BEGIN
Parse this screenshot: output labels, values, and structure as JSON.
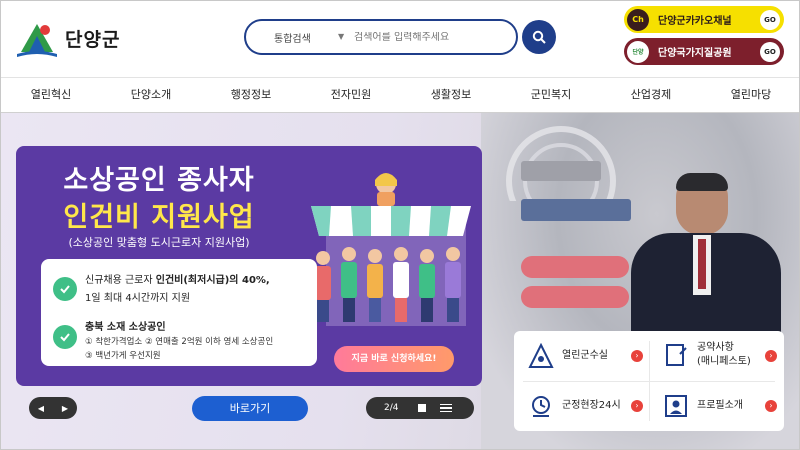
{
  "header": {
    "logo_text": "단양군",
    "search": {
      "category": "통합검색",
      "placeholder": "검색어를 입력해주세요"
    },
    "quick_links": [
      {
        "badge": "Ch",
        "label": "단양군카카오채널",
        "go": "GO"
      },
      {
        "badge": "단양",
        "label": "단양국가지질공원",
        "go": "GO"
      }
    ]
  },
  "nav": {
    "items": [
      "열린혁신",
      "단양소개",
      "행정정보",
      "전자민원",
      "생활정보",
      "군민복지",
      "산업경제",
      "열린마당"
    ]
  },
  "banner": {
    "title1": "소상공인 종사자",
    "title2": "인건비 지원사업",
    "subtitle": "(소상공인 맞춤형 도시근로자 지원사업)",
    "item1_line1_a": "신규채용 근로자 ",
    "item1_line1_b": "인건비(최저시급)의 40%,",
    "item1_line2": "1일 최대 4시간까지 지원",
    "item2_title": "충북 소재 소상공인",
    "item2_sub1": "① 착한가격업소  ② 연매출 2억원 이하 영세 소상공인",
    "item2_sub2": "③ 백년가게 우선지원",
    "cta": "지금 바로 신청하세요!"
  },
  "controls": {
    "go_label": "바로가기",
    "page": "2/4"
  },
  "panel": {
    "items": [
      {
        "label": "열린군수실"
      },
      {
        "label": "공약사항\n(매니페스토)"
      },
      {
        "label": "군정현장24시"
      },
      {
        "label": "프로필소개"
      }
    ]
  },
  "colors": {
    "brand_navy": "#1f3e8a",
    "banner_purple": "#5b3aa3",
    "kakao_yellow": "#f6e000",
    "geopark_maroon": "#7d1f2c",
    "go_button_blue": "#1d5fd1",
    "arrow_red": "#e8423b"
  }
}
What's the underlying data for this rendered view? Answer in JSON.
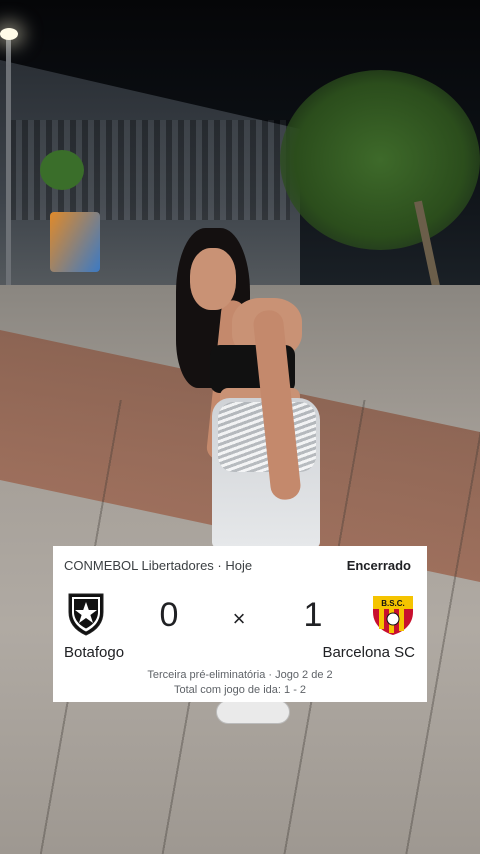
{
  "match_card": {
    "competition": "CONMEBOL Libertadores · Hoje",
    "status": "Encerrado",
    "home_team": {
      "name": "Botafogo",
      "score": "0",
      "logo_icon": "botafogo-crest-icon"
    },
    "separator": "×",
    "away_team": {
      "name": "Barcelona SC",
      "score": "1",
      "logo_icon": "barcelona-sc-crest-icon"
    },
    "round": "Terceira pré-eliminatória · Jogo 2 de 2",
    "aggregate": "Total com jogo de ida: 1 - 2"
  },
  "background": {
    "description_colors": {
      "sky": "#0d1116",
      "ground": "#a59f98",
      "brick": "#9b6651"
    }
  }
}
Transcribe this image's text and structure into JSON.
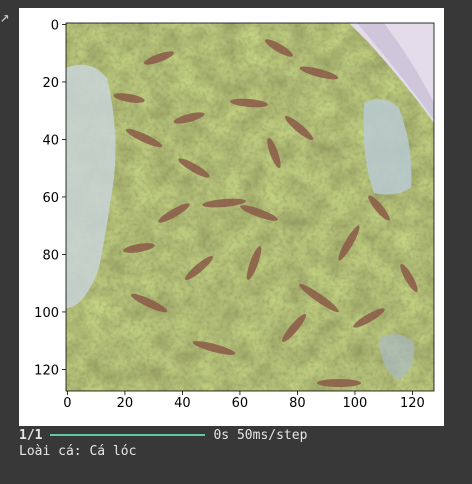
{
  "cell_icon": "output-arrow-icon",
  "figure": {
    "image_subject": "fish-in-tank-photo",
    "x_ticks": [
      "0",
      "20",
      "40",
      "60",
      "80",
      "100",
      "120"
    ],
    "y_ticks": [
      "0",
      "20",
      "40",
      "60",
      "80",
      "100",
      "120"
    ],
    "x_range": [
      0,
      128
    ],
    "y_range": [
      0,
      128
    ]
  },
  "progress": {
    "count": "1/1",
    "fraction": 1.0,
    "bar_color": "#5ec8a8",
    "timing": "0s 50ms/step"
  },
  "result": {
    "text": "Loài cá: Cá lóc"
  }
}
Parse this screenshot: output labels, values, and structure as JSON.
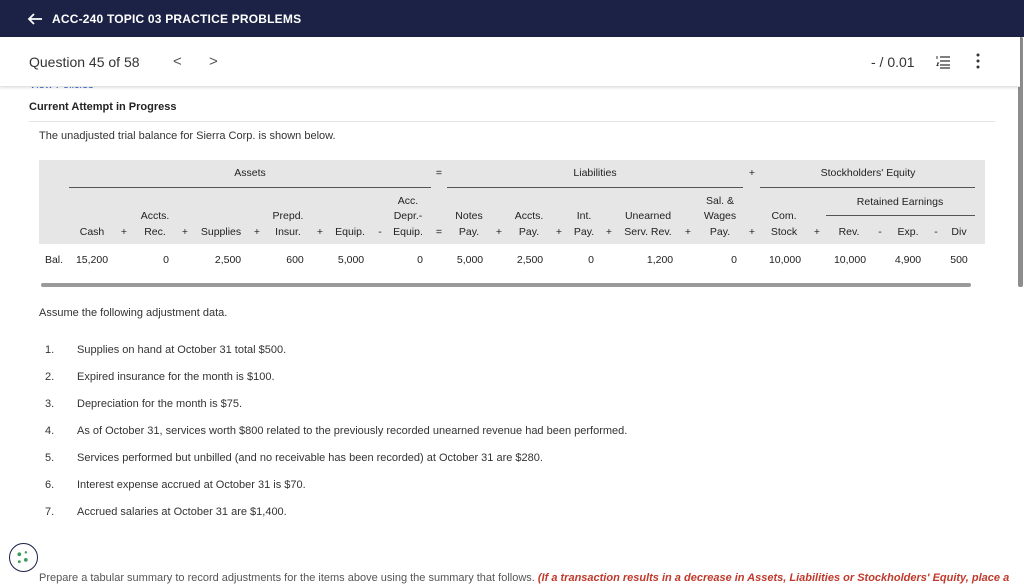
{
  "topbar": {
    "title": "ACC-240 TOPIC 03 PRACTICE PROBLEMS"
  },
  "qbar": {
    "question": "Question 45 of 58",
    "prev": "<",
    "next": ">",
    "score": "- / 0.01"
  },
  "view_policies": "View Policies",
  "attempt": "Current Attempt in Progress",
  "intro": "The unadjusted trial balance for Sierra Corp. is shown below.",
  "table": {
    "group_assets": "Assets",
    "equals": "=",
    "group_liabilities": "Liabilities",
    "plus": "+",
    "group_equity": "Stockholders' Equity",
    "retained_earnings": "Retained Earnings",
    "cols": {
      "cash": "Cash",
      "accts_rec_1": "Accts.",
      "accts_rec_2": "Rec.",
      "supplies": "Supplies",
      "prepd_1": "Prepd.",
      "prepd_2": "Insur.",
      "equip": "Equip.",
      "accdepr_1": "Acc.",
      "accdepr_2": "Depr.-",
      "accdepr_3": "Equip.",
      "notes_1": "Notes",
      "notes_2": "Pay.",
      "accts_pay_1": "Accts.",
      "accts_pay_2": "Pay.",
      "int_1": "Int.",
      "int_2": "Pay.",
      "unearned_1": "Unearned",
      "unearned_2": "Serv. Rev.",
      "sal_1": "Sal. &",
      "sal_2": "Wages",
      "sal_3": "Pay.",
      "com_1": "Com.",
      "com_2": "Stock",
      "rev": "Rev.",
      "exp": "Exp.",
      "div": "Div"
    },
    "ops": {
      "plus": "+",
      "minus": "-",
      "eq": "="
    },
    "bal_label": "Bal.",
    "bal": {
      "cash": "15,200",
      "accts_rec": "0",
      "supplies": "2,500",
      "prepd": "600",
      "equip": "5,000",
      "accdepr": "0",
      "notes": "5,000",
      "accts_pay": "2,500",
      "int": "0",
      "unearned": "1,200",
      "sal": "0",
      "com": "10,000",
      "rev": "10,000",
      "exp": "4,900",
      "div": "500"
    }
  },
  "assume": "Assume the following adjustment data.",
  "adjustments": [
    {
      "n": "1.",
      "text": "Supplies on hand at October 31 total $500."
    },
    {
      "n": "2.",
      "text": "Expired insurance for the month is $100."
    },
    {
      "n": "3.",
      "text": "Depreciation for the month is $75."
    },
    {
      "n": "4.",
      "text": "As of October 31, services worth $800 related to the previously recorded unearned revenue had been performed."
    },
    {
      "n": "5.",
      "text": "Services performed but unbilled (and no receivable has been recorded) at October 31 are $280."
    },
    {
      "n": "6.",
      "text": "Interest expense accrued at October 31 is $70."
    },
    {
      "n": "7.",
      "text": "Accrued salaries at October 31 are $1,400."
    }
  ],
  "bottom": {
    "text": "Prepare a tabular summary to record adjustments for the items above using the summary that follows. ",
    "red": "(If a transaction results in a decrease in Assets, Liabilities or Stockholders' Equity, place a"
  },
  "colors": {
    "topbar": "#1b2245",
    "table_bg": "#e6e6e6",
    "link": "#2a5bd7",
    "warning": "#c0392b"
  }
}
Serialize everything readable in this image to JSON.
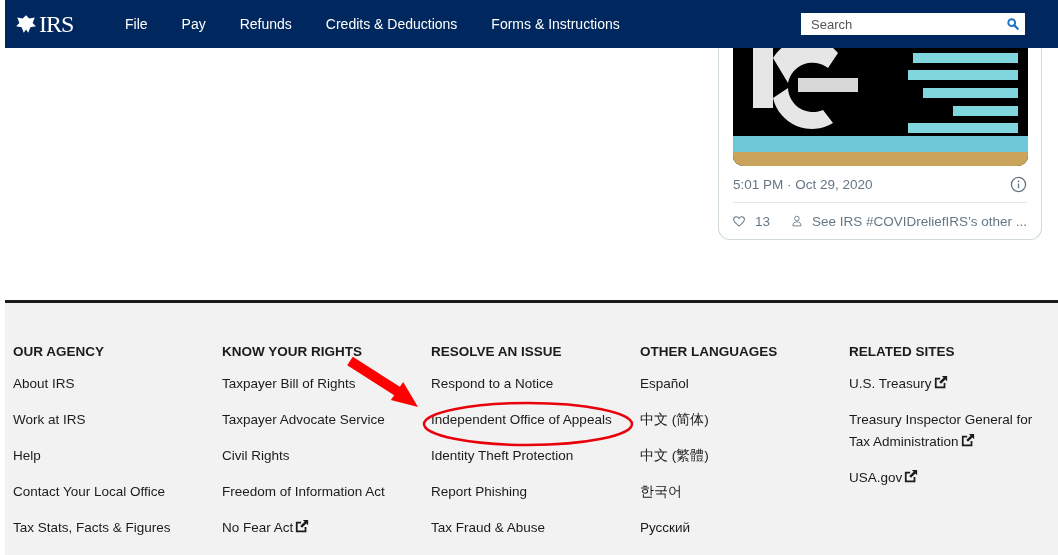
{
  "nav": {
    "logo": "IRS",
    "items": [
      "File",
      "Pay",
      "Refunds",
      "Credits & Deductions",
      "Forms & Instructions"
    ],
    "search": {
      "placeholder": "Search"
    }
  },
  "tweet": {
    "time": "5:01 PM · Oct 29, 2020",
    "likes": "13",
    "more": "See IRS #COVIDreliefIRS’s other ..."
  },
  "footer": {
    "columns": [
      {
        "heading": "OUR AGENCY",
        "links": [
          {
            "text": "About IRS",
            "external": false
          },
          {
            "text": "Work at IRS",
            "external": false
          },
          {
            "text": "Help",
            "external": false
          },
          {
            "text": "Contact Your Local Office",
            "external": false
          },
          {
            "text": "Tax Stats, Facts & Figures",
            "external": false
          }
        ]
      },
      {
        "heading": "KNOW YOUR RIGHTS",
        "links": [
          {
            "text": "Taxpayer Bill of Rights",
            "external": false
          },
          {
            "text": "Taxpayer Advocate Service",
            "external": false
          },
          {
            "text": "Civil Rights",
            "external": false
          },
          {
            "text": "Freedom of Information Act",
            "external": false
          },
          {
            "text": "No Fear Act",
            "external": true
          }
        ]
      },
      {
        "heading": "RESOLVE AN ISSUE",
        "links": [
          {
            "text": "Respond to a Notice",
            "external": false
          },
          {
            "text": "Independent Office of Appeals",
            "external": false
          },
          {
            "text": "Identity Theft Protection",
            "external": false
          },
          {
            "text": "Report Phishing",
            "external": false
          },
          {
            "text": "Tax Fraud & Abuse",
            "external": false
          }
        ]
      },
      {
        "heading": "OTHER LANGUAGES",
        "links": [
          {
            "text": "Español",
            "external": false
          },
          {
            "text": "中文 (简体)",
            "external": false
          },
          {
            "text": "中文 (繁體)",
            "external": false
          },
          {
            "text": "한국어",
            "external": false
          },
          {
            "text": "Русский",
            "external": false
          }
        ]
      },
      {
        "heading": "RELATED SITES",
        "links": [
          {
            "text": "U.S. Treasury",
            "external": true
          },
          {
            "text": "Treasury Inspector General for Tax Administration",
            "external": true
          },
          {
            "text": "USA.gov",
            "external": true
          }
        ]
      }
    ]
  },
  "annotations": {
    "arrow": true,
    "ellipse": true
  }
}
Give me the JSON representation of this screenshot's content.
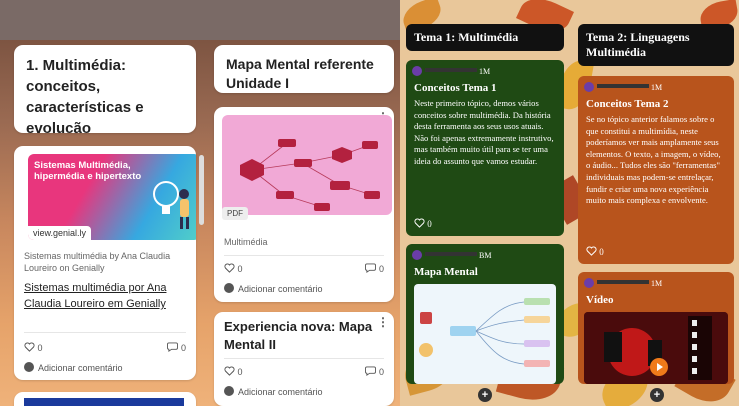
{
  "colors": {
    "green_card": "#1f4a14",
    "orange_card": "#b8541c",
    "title_bg": "#111111",
    "genially_pink": "#e8367d",
    "map_pink": "#f1a9d6"
  },
  "left_board": {
    "column1": {
      "title": "1. Multimédia: conceitos, características e evolução",
      "post": {
        "thumbnail_title": "Sistemas Multimédia, hipermédia e hipertexto",
        "thumbnail_url": "view.genial.ly",
        "meta": "Sistemas multimédia by Ana Claudia Loureiro on Genially",
        "link": "Sistemas multimédia por Ana Claudia Loureiro em Genially",
        "likes": "0",
        "comments": "0",
        "add_comment": "Adicionar comentário"
      }
    },
    "column2": {
      "title": "Mapa Mental referente Unidade I",
      "post1": {
        "file_type": "PDF",
        "caption": "Multimédia",
        "likes": "0",
        "comments": "0",
        "add_comment": "Adicionar comentário"
      },
      "post2": {
        "title": "Experiencia nova: Mapa Mental II",
        "likes": "0",
        "comments": "0",
        "add_comment": "Adicionar comentário"
      }
    }
  },
  "right_board": {
    "col1": {
      "title": "Tema 1: Multimédia",
      "card1": {
        "time": "1M",
        "heading": "Conceitos Tema 1",
        "body": "Neste primeiro tópico, demos vários conceitos sobre multimédia. Da história desta ferramenta aos seus usos atuais. Não foi apenas extremamente instrutivo, mas também muito útil para se ter uma ideia do assunto que vamos estudar.",
        "likes": "0"
      },
      "card2": {
        "time": "BM",
        "heading": "Mapa Mental"
      },
      "add": "+"
    },
    "col2": {
      "title": "Tema 2: Linguagens Multimédia",
      "card1": {
        "time": "1M",
        "heading": "Conceitos Tema 2",
        "body": "Se no tópico anterior falamos sobre o que constitui a multimídia, neste poderíamos ver mais amplamente seus elementos. O texto, a imagem, o vídeo, o áudio... Tudos eles são \"ferramentas\" individuais mas podem-se entrelaçar, fundir e criar uma nova experiência muito mais complexa e envolvente.",
        "likes": "0"
      },
      "card2": {
        "time": "1M",
        "heading": "Vídeo"
      },
      "add": "+"
    }
  }
}
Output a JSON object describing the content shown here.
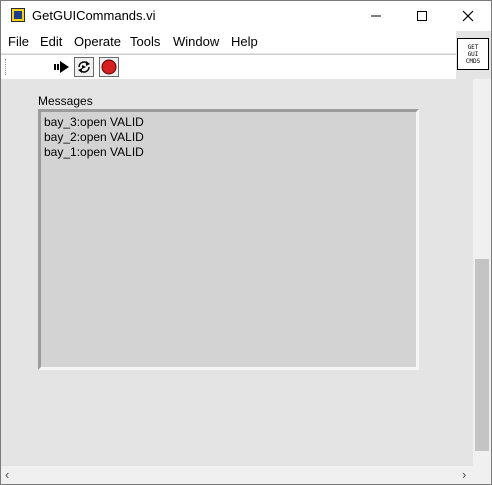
{
  "window": {
    "title": "GetGUICommands.vi"
  },
  "menu": {
    "items": [
      {
        "label": "File"
      },
      {
        "label": "Edit"
      },
      {
        "label": "Operate"
      },
      {
        "label": "Tools"
      },
      {
        "label": "Window"
      },
      {
        "label": "Help"
      }
    ]
  },
  "toolbar": {
    "run_icon": "run-arrow-icon",
    "run_continuously_icon": "run-continuously-icon",
    "abort_icon": "abort-stop-icon"
  },
  "vi_icon": {
    "text": "GET\nGUI\nCMDS"
  },
  "panel": {
    "messages_label": "Messages",
    "messages": [
      "bay_3:open VALID",
      "bay_2:open VALID",
      "bay_1:open VALID"
    ]
  },
  "colors": {
    "panel_bg": "#e4e4e4",
    "indicator_bg": "#d3d3d3",
    "abort_red": "#d42020",
    "icon_yellow": "#f2d21a"
  }
}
END
Extract all lines containing the word "Mapa".

▶ [Answer to the problem]
      "title": "Mapa Mental referente Unidade I",
        "title": "Experiencia nova: Mapa Mental II",
        "heading": "Mapa Mental"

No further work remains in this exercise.